* AIM OF THE EXERCISE
For each line below that contains the string "gadījumā", copy that line.

* SUPPLIED ENTRIES
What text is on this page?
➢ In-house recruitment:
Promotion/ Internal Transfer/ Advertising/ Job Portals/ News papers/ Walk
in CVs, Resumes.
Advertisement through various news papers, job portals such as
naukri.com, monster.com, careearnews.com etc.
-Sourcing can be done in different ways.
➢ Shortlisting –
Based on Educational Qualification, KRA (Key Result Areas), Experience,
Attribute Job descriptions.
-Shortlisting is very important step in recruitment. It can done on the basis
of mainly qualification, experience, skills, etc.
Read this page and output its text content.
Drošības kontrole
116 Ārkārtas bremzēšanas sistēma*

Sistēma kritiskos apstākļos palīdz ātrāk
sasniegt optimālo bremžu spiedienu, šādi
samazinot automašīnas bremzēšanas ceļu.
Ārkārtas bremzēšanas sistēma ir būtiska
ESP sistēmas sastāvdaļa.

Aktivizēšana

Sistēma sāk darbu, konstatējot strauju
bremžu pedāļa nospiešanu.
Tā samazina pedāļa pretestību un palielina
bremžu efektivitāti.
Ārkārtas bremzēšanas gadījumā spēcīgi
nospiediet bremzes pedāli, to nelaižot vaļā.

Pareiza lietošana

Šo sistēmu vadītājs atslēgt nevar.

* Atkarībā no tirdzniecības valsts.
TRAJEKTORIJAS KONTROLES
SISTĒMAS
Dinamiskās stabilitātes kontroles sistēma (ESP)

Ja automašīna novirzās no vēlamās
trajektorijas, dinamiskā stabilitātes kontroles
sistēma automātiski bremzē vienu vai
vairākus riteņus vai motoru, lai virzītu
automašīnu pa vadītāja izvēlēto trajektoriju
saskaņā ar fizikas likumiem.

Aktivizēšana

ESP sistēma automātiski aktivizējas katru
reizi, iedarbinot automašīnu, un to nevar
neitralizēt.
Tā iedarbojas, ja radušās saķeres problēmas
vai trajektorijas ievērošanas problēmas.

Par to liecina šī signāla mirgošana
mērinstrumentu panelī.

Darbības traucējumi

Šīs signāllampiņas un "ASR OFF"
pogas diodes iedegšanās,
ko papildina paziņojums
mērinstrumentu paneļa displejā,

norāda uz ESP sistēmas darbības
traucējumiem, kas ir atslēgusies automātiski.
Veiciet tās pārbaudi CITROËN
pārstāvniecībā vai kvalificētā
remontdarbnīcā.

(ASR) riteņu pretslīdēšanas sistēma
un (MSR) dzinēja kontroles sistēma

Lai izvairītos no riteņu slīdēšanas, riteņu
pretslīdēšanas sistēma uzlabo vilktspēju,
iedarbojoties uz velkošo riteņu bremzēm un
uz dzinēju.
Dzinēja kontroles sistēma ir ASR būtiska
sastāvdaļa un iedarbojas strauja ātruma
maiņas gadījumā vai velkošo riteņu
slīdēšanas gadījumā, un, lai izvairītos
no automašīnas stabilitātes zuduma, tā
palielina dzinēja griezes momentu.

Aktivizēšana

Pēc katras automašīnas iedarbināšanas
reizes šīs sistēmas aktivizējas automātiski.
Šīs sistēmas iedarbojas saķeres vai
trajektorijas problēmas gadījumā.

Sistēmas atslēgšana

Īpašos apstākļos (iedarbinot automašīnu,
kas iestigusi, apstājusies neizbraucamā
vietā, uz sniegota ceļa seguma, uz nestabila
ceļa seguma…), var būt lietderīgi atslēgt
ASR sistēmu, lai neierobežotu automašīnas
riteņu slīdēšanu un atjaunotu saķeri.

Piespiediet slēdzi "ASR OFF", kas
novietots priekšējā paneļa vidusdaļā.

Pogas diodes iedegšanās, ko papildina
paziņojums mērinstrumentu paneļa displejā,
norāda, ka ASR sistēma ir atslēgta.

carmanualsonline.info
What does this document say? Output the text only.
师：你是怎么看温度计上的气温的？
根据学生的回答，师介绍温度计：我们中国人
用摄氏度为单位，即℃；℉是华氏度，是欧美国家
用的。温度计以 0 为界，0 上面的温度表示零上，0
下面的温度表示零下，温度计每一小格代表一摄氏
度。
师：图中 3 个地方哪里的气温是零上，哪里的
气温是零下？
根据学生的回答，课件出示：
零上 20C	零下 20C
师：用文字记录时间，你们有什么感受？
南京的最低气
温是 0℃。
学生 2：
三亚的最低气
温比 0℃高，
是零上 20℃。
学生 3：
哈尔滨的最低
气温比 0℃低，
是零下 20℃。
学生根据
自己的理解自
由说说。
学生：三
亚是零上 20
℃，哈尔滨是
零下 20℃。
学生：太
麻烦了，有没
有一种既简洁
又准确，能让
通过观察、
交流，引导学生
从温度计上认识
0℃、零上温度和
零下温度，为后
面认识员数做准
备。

* FINISHED ANSWER
Ārkārtas bremzēšanas gadījumā spēcīgi
maiņas gadījumā vai velkošo riteņu
slīdēšanas gadījumā, un, lai izvairītos
trajektorijas problēmas gadījumā.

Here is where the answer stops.